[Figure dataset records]
──────────────────────────────

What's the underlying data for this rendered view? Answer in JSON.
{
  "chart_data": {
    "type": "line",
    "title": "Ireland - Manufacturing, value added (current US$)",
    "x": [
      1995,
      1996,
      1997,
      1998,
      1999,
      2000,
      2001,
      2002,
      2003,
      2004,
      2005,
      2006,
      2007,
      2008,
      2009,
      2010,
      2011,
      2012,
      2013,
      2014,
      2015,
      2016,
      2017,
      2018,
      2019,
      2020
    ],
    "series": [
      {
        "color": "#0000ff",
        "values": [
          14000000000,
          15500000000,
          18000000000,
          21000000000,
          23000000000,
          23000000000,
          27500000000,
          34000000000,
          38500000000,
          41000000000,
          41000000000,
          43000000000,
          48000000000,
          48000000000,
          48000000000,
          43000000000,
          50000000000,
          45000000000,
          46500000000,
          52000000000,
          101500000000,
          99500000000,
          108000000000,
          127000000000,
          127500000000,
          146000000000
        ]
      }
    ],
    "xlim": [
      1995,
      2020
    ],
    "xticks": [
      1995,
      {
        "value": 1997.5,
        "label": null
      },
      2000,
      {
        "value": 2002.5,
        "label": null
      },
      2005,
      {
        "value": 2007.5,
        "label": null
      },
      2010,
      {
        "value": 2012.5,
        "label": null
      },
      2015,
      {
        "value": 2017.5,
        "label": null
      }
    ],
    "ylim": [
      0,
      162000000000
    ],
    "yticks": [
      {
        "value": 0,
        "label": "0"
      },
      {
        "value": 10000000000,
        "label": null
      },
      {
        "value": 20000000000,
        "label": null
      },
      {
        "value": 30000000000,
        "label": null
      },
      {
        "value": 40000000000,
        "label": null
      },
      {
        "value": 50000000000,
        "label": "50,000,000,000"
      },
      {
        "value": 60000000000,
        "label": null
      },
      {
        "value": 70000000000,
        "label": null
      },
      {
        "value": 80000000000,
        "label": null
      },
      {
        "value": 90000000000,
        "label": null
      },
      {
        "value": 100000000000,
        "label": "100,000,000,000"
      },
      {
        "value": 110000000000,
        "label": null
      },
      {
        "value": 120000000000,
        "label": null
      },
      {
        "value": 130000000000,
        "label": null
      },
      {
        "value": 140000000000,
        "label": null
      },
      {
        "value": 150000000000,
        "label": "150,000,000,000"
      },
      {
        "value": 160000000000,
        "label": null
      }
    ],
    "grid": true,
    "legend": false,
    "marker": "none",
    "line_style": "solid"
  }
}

──────────────────────────────

# Task statement:
Quote all of the entries exactly as they appear.

# Written solution:
What's the underlying data for this rendered view? Answer in JSON.
{
  "chart_data": {
    "type": "line",
    "title": "Ireland - Manufacturing, value added (current US$)",
    "x": [
      1995,
      1996,
      1997,
      1998,
      1999,
      2000,
      2001,
      2002,
      2003,
      2004,
      2005,
      2006,
      2007,
      2008,
      2009,
      2010,
      2011,
      2012,
      2013,
      2014,
      2015,
      2016,
      2017,
      2018,
      2019,
      2020
    ],
    "series": [
      {
        "color": "#0000ff",
        "values": [
          14000000000,
          15500000000,
          18000000000,
          21000000000,
          23000000000,
          23000000000,
          27500000000,
          34000000000,
          38500000000,
          41000000000,
          41000000000,
          43000000000,
          48000000000,
          48000000000,
          48000000000,
          43000000000,
          50000000000,
          45000000000,
          46500000000,
          52000000000,
          101500000000,
          99500000000,
          108000000000,
          127000000000,
          127500000000,
          146000000000
        ]
      }
    ],
    "xlim": [
      1995,
      2020
    ],
    "xticks": [
      1995,
      {
        "value": 1997.5,
        "label": null
      },
      2000,
      {
        "value": 2002.5,
        "label": null
      },
      2005,
      {
        "value": 2007.5,
        "label": null
      },
      2010,
      {
        "value": 2012.5,
        "label": null
      },
      2015,
      {
        "value": 2017.5,
        "label": null
      }
    ],
    "ylim": [
      0,
      162000000000
    ],
    "yticks": [
      {
        "value": 0,
        "label": "0"
      },
      {
        "value": 10000000000,
        "label": null
      },
      {
        "value": 20000000000,
        "label": null
      },
      {
        "value": 30000000000,
        "label": null
      },
      {
        "value": 40000000000,
        "label": null
      },
      {
        "value": 50000000000,
        "label": "50,000,000,000"
      },
      {
        "value": 60000000000,
        "label": null
      },
      {
        "value": 70000000000,
        "label": null
      },
      {
        "value": 80000000000,
        "label": null
      },
      {
        "value": 90000000000,
        "label": null
      },
      {
        "value": 100000000000,
        "label": "100,000,000,000"
      },
      {
        "value": 110000000000,
        "label": null
      },
      {
        "value": 120000000000,
        "label": null
      },
      {
        "value": 130000000000,
        "label": null
      },
      {
        "value": 140000000000,
        "label": null
      },
      {
        "value": 150000000000,
        "label": "150,000,000,000"
      },
      {
        "value": 160000000000,
        "label": null
      }
    ],
    "grid": true,
    "legend": false,
    "marker": "none",
    "line_style": "solid"
  }
}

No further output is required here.